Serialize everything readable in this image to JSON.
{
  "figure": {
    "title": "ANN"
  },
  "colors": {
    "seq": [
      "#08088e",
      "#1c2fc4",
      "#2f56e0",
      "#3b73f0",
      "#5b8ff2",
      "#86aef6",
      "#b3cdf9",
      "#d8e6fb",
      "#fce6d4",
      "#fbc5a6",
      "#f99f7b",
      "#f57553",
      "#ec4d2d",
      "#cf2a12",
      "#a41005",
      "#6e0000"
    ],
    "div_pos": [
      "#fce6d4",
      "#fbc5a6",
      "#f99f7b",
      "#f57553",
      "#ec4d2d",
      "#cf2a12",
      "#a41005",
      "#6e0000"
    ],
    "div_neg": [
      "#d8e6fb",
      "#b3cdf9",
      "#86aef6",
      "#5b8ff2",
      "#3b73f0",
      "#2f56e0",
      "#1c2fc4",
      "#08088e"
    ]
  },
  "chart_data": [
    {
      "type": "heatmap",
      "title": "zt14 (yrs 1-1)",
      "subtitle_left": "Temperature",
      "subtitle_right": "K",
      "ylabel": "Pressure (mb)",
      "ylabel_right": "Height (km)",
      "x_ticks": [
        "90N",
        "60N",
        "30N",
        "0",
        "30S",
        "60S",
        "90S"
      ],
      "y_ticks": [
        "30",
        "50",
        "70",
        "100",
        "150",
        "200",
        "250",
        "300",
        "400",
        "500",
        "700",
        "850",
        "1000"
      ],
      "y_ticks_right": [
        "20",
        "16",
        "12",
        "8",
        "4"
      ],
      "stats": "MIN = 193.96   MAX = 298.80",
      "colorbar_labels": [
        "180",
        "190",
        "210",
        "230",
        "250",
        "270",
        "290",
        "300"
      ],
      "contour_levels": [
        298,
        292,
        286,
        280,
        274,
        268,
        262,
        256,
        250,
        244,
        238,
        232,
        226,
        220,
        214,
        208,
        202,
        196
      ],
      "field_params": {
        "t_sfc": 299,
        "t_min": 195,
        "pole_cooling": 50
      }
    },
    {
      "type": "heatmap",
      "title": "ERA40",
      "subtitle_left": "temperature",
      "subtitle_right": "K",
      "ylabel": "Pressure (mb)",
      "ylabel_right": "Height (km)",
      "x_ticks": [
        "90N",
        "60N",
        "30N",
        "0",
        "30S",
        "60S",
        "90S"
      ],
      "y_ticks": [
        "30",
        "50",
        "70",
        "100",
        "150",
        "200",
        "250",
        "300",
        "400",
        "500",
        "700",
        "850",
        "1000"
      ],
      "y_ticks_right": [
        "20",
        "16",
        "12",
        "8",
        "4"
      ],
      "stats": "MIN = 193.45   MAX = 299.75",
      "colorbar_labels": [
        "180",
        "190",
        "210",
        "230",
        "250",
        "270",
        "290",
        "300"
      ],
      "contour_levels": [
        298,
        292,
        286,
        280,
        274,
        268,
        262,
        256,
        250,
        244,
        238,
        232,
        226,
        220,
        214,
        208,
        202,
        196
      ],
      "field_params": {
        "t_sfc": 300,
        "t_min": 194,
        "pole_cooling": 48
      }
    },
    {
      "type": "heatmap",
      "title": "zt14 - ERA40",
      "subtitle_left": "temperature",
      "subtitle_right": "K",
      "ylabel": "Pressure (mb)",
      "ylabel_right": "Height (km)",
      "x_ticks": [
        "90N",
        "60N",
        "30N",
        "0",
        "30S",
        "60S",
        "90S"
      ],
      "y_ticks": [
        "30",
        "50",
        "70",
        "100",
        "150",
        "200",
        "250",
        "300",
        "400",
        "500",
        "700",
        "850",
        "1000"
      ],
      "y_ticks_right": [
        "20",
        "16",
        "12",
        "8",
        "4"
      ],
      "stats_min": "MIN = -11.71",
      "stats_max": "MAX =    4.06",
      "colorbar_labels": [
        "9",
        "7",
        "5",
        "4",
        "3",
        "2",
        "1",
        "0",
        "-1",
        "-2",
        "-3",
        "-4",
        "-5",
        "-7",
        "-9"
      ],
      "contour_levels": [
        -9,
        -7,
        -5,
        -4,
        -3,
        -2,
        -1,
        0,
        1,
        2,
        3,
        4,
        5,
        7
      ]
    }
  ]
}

--- --- ---

### Instructions for the task:
Go through the records above and set each one down exactly, please.

### Solution for this exercise:
Serialize everything readable in this image to JSON.
{
  "figure": {
    "title": "ANN"
  },
  "colors": {
    "seq": [
      "#08088e",
      "#1c2fc4",
      "#2f56e0",
      "#3b73f0",
      "#5b8ff2",
      "#86aef6",
      "#b3cdf9",
      "#d8e6fb",
      "#fce6d4",
      "#fbc5a6",
      "#f99f7b",
      "#f57553",
      "#ec4d2d",
      "#cf2a12",
      "#a41005",
      "#6e0000"
    ],
    "div_pos": [
      "#fce6d4",
      "#fbc5a6",
      "#f99f7b",
      "#f57553",
      "#ec4d2d",
      "#cf2a12",
      "#a41005",
      "#6e0000"
    ],
    "div_neg": [
      "#d8e6fb",
      "#b3cdf9",
      "#86aef6",
      "#5b8ff2",
      "#3b73f0",
      "#2f56e0",
      "#1c2fc4",
      "#08088e"
    ]
  },
  "chart_data": [
    {
      "type": "heatmap",
      "title": "zt14 (yrs 1-1)",
      "subtitle_left": "Temperature",
      "subtitle_right": "K",
      "ylabel": "Pressure (mb)",
      "ylabel_right": "Height (km)",
      "x_ticks": [
        "90N",
        "60N",
        "30N",
        "0",
        "30S",
        "60S",
        "90S"
      ],
      "y_ticks": [
        "30",
        "50",
        "70",
        "100",
        "150",
        "200",
        "250",
        "300",
        "400",
        "500",
        "700",
        "850",
        "1000"
      ],
      "y_ticks_right": [
        "20",
        "16",
        "12",
        "8",
        "4"
      ],
      "stats": "MIN = 193.96   MAX = 298.80",
      "colorbar_labels": [
        "180",
        "190",
        "210",
        "230",
        "250",
        "270",
        "290",
        "300"
      ],
      "contour_levels": [
        298,
        292,
        286,
        280,
        274,
        268,
        262,
        256,
        250,
        244,
        238,
        232,
        226,
        220,
        214,
        208,
        202,
        196
      ],
      "field_params": {
        "t_sfc": 299,
        "t_min": 195,
        "pole_cooling": 50
      }
    },
    {
      "type": "heatmap",
      "title": "ERA40",
      "subtitle_left": "temperature",
      "subtitle_right": "K",
      "ylabel": "Pressure (mb)",
      "ylabel_right": "Height (km)",
      "x_ticks": [
        "90N",
        "60N",
        "30N",
        "0",
        "30S",
        "60S",
        "90S"
      ],
      "y_ticks": [
        "30",
        "50",
        "70",
        "100",
        "150",
        "200",
        "250",
        "300",
        "400",
        "500",
        "700",
        "850",
        "1000"
      ],
      "y_ticks_right": [
        "20",
        "16",
        "12",
        "8",
        "4"
      ],
      "stats": "MIN = 193.45   MAX = 299.75",
      "colorbar_labels": [
        "180",
        "190",
        "210",
        "230",
        "250",
        "270",
        "290",
        "300"
      ],
      "contour_levels": [
        298,
        292,
        286,
        280,
        274,
        268,
        262,
        256,
        250,
        244,
        238,
        232,
        226,
        220,
        214,
        208,
        202,
        196
      ],
      "field_params": {
        "t_sfc": 300,
        "t_min": 194,
        "pole_cooling": 48
      }
    },
    {
      "type": "heatmap",
      "title": "zt14 - ERA40",
      "subtitle_left": "temperature",
      "subtitle_right": "K",
      "ylabel": "Pressure (mb)",
      "ylabel_right": "Height (km)",
      "x_ticks": [
        "90N",
        "60N",
        "30N",
        "0",
        "30S",
        "60S",
        "90S"
      ],
      "y_ticks": [
        "30",
        "50",
        "70",
        "100",
        "150",
        "200",
        "250",
        "300",
        "400",
        "500",
        "700",
        "850",
        "1000"
      ],
      "y_ticks_right": [
        "20",
        "16",
        "12",
        "8",
        "4"
      ],
      "stats_min": "MIN = -11.71",
      "stats_max": "MAX =    4.06",
      "colorbar_labels": [
        "9",
        "7",
        "5",
        "4",
        "3",
        "2",
        "1",
        "0",
        "-1",
        "-2",
        "-3",
        "-4",
        "-5",
        "-7",
        "-9"
      ],
      "contour_levels": [
        -9,
        -7,
        -5,
        -4,
        -3,
        -2,
        -1,
        0,
        1,
        2,
        3,
        4,
        5,
        7
      ]
    }
  ]
}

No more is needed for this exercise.